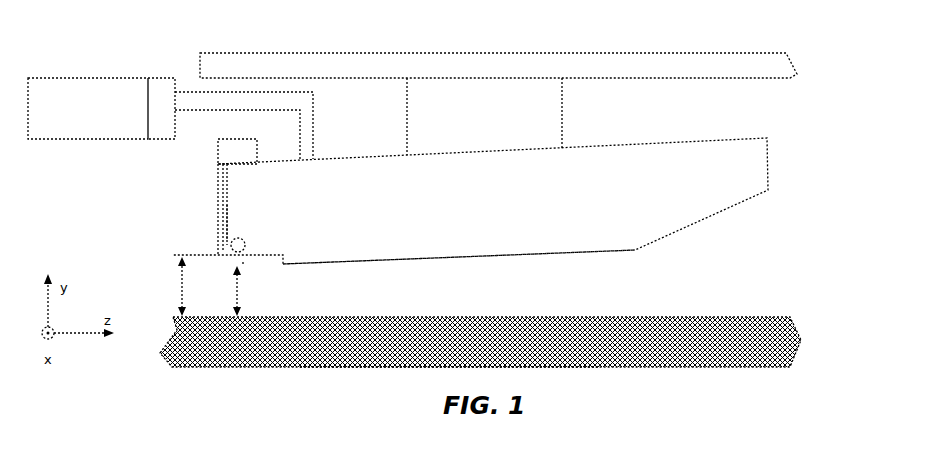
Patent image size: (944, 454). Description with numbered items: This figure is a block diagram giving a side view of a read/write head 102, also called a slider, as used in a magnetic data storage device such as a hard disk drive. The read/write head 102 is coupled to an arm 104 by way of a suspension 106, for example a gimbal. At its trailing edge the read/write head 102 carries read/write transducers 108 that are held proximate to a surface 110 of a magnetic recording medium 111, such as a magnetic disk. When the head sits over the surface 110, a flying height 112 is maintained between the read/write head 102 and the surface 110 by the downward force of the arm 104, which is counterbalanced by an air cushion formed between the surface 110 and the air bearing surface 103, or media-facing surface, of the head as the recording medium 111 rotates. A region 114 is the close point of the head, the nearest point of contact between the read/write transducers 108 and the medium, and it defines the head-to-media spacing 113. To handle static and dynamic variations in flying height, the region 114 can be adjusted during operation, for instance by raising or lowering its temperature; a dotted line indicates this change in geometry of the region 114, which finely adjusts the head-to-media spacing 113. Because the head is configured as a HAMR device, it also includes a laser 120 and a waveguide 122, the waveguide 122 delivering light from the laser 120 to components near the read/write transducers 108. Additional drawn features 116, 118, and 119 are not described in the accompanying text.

The read/write head 102 is at (677, 140).
The air bearing surface 103 is at (368, 264).
The arm 104 is at (722, 57).
The suspension 106 is at (563, 110).
The read/write transducers 108 is at (240, 240).
The surface 110 is at (676, 318).
The magnetic recording medium 111 is at (690, 368).
The flying height 112 is at (164, 286).
The head-to-media spacing 113 is at (220, 291).
The region 114 is at (243, 262).
The sensor 116 is at (228, 218).
The controller 118 is at (82, 77).
The controller interface 119 is at (152, 77).
The laser 120 is at (238, 147).
The waveguide 122 is at (218, 182).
══════════
(Aim of the exercise): Could you format every line of the data above as a Markdown table with columns "Row" and "Text," numbering the rows, skipping blank lines, and leaving the pictures out of the answer?

(In response):
| Row | Text |
|---|---|
| 1 | Patent image size: (944, 454). Description with numbered items: This figure is a block diagram giving a side view of a read/write head 102, also called a slider, as used in a magnetic data storage device such as a hard disk drive. The read/write head 102 is coupled to an arm 104 by way of a suspension 106, for example a gimbal. At its trailing edge the read/write head 102 carries read/write transducers 108 that are held proximate to a surface 110 of a magnetic recording medium 111, such as a magnetic disk. When the head sits over the surface 110, a flying height 112 is maintained between the read/write head 102 and the surface 110 by the downward force of the arm 104, which is counterbalanced by an air cushion formed between the surface 110 and the air bearing surface 103, or media-facing surface, of the head as the recording medium 111 rotates. A region 114 is the close point of the head, the nearest point of contact between the read/write transducers 108 and the medium, and it defines the head-to-media spacing 113. To handle static and dynamic variations in flying height, the region 114 can be adjusted during operation, for instance by raising or lowering its temperature; a dotted line indicates this change in geometry of the region 114, which finely adjusts the head-to-media spacing 113. Because the head is configured as a HAMR device, it also includes a laser 120 and a waveguide 122, the waveguide 122 delivering light from the laser 120 to components near the read/write transducers 108. Additional drawn features 116, 118, and 119 are not described in the accompanying text. |
| 2 | The read/write head 102 is at (677, 140). |
| 3 | The air bearing surface 103 is at (368, 264). |
| 4 | The arm 104 is at (722, 57). |
| 5 | The suspension 106 is at (563, 110). |
| 6 | The read/write transducers 108 is at (240, 240). |
| 7 | The surface 110 is at (676, 318). |
| 8 | The magnetic recording medium 111 is at (690, 368). |
| 9 | The flying height 112 is at (164, 286). |
| 10 | The head-to-media spacing 113 is at (220, 291). |
| 11 | The region 114 is at (243, 262). |
| 12 | The sensor 116 is at (228, 218). |
| 13 | The controller 118 is at (82, 77). |
| 14 | The controller interface 119 is at (152, 77). |
| 15 | The laser 120 is at (238, 147). |
| 16 | The waveguide 122 is at (218, 182). |